Copy out all of the material, matching it word for word.

Collection entries:
§

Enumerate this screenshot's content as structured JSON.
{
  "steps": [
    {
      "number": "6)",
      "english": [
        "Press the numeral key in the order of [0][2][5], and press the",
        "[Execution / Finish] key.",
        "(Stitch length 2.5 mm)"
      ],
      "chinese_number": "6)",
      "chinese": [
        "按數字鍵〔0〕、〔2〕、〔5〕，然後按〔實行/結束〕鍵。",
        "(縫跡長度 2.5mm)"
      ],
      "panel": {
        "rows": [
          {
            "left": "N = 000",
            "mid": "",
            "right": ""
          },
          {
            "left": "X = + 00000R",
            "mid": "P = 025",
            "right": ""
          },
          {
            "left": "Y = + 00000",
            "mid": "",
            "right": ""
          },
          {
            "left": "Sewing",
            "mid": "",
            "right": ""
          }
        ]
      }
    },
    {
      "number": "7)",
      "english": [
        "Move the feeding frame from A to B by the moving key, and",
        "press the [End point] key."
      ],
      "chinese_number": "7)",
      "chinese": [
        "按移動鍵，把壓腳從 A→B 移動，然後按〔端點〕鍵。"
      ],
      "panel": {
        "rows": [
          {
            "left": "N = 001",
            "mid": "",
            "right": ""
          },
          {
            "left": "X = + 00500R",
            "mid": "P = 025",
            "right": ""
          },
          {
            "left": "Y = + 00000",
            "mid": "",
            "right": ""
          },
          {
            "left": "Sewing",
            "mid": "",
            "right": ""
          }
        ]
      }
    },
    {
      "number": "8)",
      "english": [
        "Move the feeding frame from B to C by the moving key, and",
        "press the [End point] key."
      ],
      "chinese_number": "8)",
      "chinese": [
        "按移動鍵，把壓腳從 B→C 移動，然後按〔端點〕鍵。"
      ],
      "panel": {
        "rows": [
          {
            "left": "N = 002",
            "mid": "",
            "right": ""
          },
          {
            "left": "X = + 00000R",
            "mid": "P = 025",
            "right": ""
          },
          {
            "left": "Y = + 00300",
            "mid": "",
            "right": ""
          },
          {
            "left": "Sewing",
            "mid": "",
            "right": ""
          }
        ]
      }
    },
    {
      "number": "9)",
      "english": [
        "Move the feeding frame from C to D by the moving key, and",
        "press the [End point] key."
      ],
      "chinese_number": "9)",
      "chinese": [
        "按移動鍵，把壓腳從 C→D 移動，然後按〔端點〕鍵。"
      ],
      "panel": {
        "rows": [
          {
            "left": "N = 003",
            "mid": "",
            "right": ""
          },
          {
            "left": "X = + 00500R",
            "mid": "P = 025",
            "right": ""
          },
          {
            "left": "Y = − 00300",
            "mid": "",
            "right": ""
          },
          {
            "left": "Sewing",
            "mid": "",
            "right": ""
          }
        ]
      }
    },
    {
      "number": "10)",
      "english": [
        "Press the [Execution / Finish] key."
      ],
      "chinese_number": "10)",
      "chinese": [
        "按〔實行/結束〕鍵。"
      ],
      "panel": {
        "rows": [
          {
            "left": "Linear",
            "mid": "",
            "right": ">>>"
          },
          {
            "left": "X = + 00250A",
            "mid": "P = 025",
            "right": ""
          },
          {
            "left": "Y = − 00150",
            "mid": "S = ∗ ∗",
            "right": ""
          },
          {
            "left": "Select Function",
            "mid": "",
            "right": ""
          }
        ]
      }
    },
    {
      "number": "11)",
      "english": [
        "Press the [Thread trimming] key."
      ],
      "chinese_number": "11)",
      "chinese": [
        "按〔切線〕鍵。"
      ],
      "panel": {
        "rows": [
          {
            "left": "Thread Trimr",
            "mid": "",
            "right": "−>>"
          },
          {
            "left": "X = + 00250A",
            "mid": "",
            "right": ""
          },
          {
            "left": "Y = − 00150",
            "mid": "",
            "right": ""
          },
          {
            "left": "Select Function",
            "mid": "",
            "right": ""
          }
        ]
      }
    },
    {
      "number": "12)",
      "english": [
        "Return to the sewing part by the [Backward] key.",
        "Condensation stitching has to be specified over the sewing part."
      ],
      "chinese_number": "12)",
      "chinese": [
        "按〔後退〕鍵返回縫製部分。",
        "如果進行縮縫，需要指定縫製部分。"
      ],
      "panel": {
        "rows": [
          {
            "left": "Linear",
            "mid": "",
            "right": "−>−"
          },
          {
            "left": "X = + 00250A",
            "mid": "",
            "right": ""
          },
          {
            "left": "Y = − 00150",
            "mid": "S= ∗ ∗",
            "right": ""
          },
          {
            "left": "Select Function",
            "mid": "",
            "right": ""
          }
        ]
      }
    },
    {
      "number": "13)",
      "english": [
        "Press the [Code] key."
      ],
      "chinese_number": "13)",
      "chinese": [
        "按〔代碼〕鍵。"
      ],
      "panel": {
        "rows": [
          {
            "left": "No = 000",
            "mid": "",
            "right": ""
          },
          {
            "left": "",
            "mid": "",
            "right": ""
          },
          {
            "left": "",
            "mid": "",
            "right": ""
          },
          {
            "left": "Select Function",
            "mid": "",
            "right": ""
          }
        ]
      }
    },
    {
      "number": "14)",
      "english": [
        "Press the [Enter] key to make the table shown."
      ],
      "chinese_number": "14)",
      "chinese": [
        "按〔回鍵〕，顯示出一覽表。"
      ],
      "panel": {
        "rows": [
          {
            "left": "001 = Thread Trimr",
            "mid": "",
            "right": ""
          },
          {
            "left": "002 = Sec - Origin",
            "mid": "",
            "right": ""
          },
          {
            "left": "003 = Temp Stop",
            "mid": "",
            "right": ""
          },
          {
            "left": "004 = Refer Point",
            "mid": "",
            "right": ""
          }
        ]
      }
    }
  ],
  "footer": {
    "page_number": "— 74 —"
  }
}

§

Reply –
Enumerate this screenshot's content as structured JSON.
{
  "steps": [
    {
      "number": "6)",
      "english": [
        "Press the numeral key in the order of [0][2][5], and press the",
        "[Execution / Finish] key.",
        "(Stitch length 2.5 mm)"
      ],
      "chinese_number": "6)",
      "chinese": [
        "按數字鍵〔0〕、〔2〕、〔5〕，然後按〔實行/結束〕鍵。",
        "(縫跡長度 2.5mm)"
      ],
      "panel": {
        "rows": [
          {
            "left": "N = 000",
            "mid": "",
            "right": ""
          },
          {
            "left": "X = + 00000R",
            "mid": "P = 025",
            "right": ""
          },
          {
            "left": "Y = + 00000",
            "mid": "",
            "right": ""
          },
          {
            "left": "Sewing",
            "mid": "",
            "right": ""
          }
        ]
      }
    },
    {
      "number": "7)",
      "english": [
        "Move the feeding frame from A to B by the moving key, and",
        "press the [End point] key."
      ],
      "chinese_number": "7)",
      "chinese": [
        "按移動鍵，把壓腳從 A→B 移動，然後按〔端點〕鍵。"
      ],
      "panel": {
        "rows": [
          {
            "left": "N = 001",
            "mid": "",
            "right": ""
          },
          {
            "left": "X = + 00500R",
            "mid": "P = 025",
            "right": ""
          },
          {
            "left": "Y = + 00000",
            "mid": "",
            "right": ""
          },
          {
            "left": "Sewing",
            "mid": "",
            "right": ""
          }
        ]
      }
    },
    {
      "number": "8)",
      "english": [
        "Move the feeding frame from B to C by the moving key, and",
        "press the [End point] key."
      ],
      "chinese_number": "8)",
      "chinese": [
        "按移動鍵，把壓腳從 B→C 移動，然後按〔端點〕鍵。"
      ],
      "panel": {
        "rows": [
          {
            "left": "N = 002",
            "mid": "",
            "right": ""
          },
          {
            "left": "X = + 00000R",
            "mid": "P = 025",
            "right": ""
          },
          {
            "left": "Y = + 00300",
            "mid": "",
            "right": ""
          },
          {
            "left": "Sewing",
            "mid": "",
            "right": ""
          }
        ]
      }
    },
    {
      "number": "9)",
      "english": [
        "Move the feeding frame from C to D by the moving key, and",
        "press the [End point] key."
      ],
      "chinese_number": "9)",
      "chinese": [
        "按移動鍵，把壓腳從 C→D 移動，然後按〔端點〕鍵。"
      ],
      "panel": {
        "rows": [
          {
            "left": "N = 003",
            "mid": "",
            "right": ""
          },
          {
            "left": "X = + 00500R",
            "mid": "P = 025",
            "right": ""
          },
          {
            "left": "Y = − 00300",
            "mid": "",
            "right": ""
          },
          {
            "left": "Sewing",
            "mid": "",
            "right": ""
          }
        ]
      }
    },
    {
      "number": "10)",
      "english": [
        "Press the [Execution / Finish] key."
      ],
      "chinese_number": "10)",
      "chinese": [
        "按〔實行/結束〕鍵。"
      ],
      "panel": {
        "rows": [
          {
            "left": "Linear",
            "mid": "",
            "right": ">>>"
          },
          {
            "left": "X = + 00250A",
            "mid": "P = 025",
            "right": ""
          },
          {
            "left": "Y = − 00150",
            "mid": "S = ∗ ∗",
            "right": ""
          },
          {
            "left": "Select Function",
            "mid": "",
            "right": ""
          }
        ]
      }
    },
    {
      "number": "11)",
      "english": [
        "Press the [Thread trimming] key."
      ],
      "chinese_number": "11)",
      "chinese": [
        "按〔切線〕鍵。"
      ],
      "panel": {
        "rows": [
          {
            "left": "Thread Trimr",
            "mid": "",
            "right": "−>>"
          },
          {
            "left": "X = + 00250A",
            "mid": "",
            "right": ""
          },
          {
            "left": "Y = − 00150",
            "mid": "",
            "right": ""
          },
          {
            "left": "Select Function",
            "mid": "",
            "right": ""
          }
        ]
      }
    },
    {
      "number": "12)",
      "english": [
        "Return to the sewing part by the [Backward] key.",
        "Condensation stitching has to be specified over the sewing part."
      ],
      "chinese_number": "12)",
      "chinese": [
        "按〔後退〕鍵返回縫製部分。",
        "如果進行縮縫，需要指定縫製部分。"
      ],
      "panel": {
        "rows": [
          {
            "left": "Linear",
            "mid": "",
            "right": "−>−"
          },
          {
            "left": "X = + 00250A",
            "mid": "",
            "right": ""
          },
          {
            "left": "Y = − 00150",
            "mid": "S= ∗ ∗",
            "right": ""
          },
          {
            "left": "Select Function",
            "mid": "",
            "right": ""
          }
        ]
      }
    },
    {
      "number": "13)",
      "english": [
        "Press the [Code] key."
      ],
      "chinese_number": "13)",
      "chinese": [
        "按〔代碼〕鍵。"
      ],
      "panel": {
        "rows": [
          {
            "left": "No = 000",
            "mid": "",
            "right": ""
          },
          {
            "left": "",
            "mid": "",
            "right": ""
          },
          {
            "left": "",
            "mid": "",
            "right": ""
          },
          {
            "left": "Select Function",
            "mid": "",
            "right": ""
          }
        ]
      }
    },
    {
      "number": "14)",
      "english": [
        "Press the [Enter] key to make the table shown."
      ],
      "chinese_number": "14)",
      "chinese": [
        "按〔回鍵〕，顯示出一覽表。"
      ],
      "panel": {
        "rows": [
          {
            "left": "001 = Thread Trimr",
            "mid": "",
            "right": ""
          },
          {
            "left": "002 = Sec - Origin",
            "mid": "",
            "right": ""
          },
          {
            "left": "003 = Temp Stop",
            "mid": "",
            "right": ""
          },
          {
            "left": "004 = Refer Point",
            "mid": "",
            "right": ""
          }
        ]
      }
    }
  ],
  "footer": {
    "page_number": "— 74 —"
  }
}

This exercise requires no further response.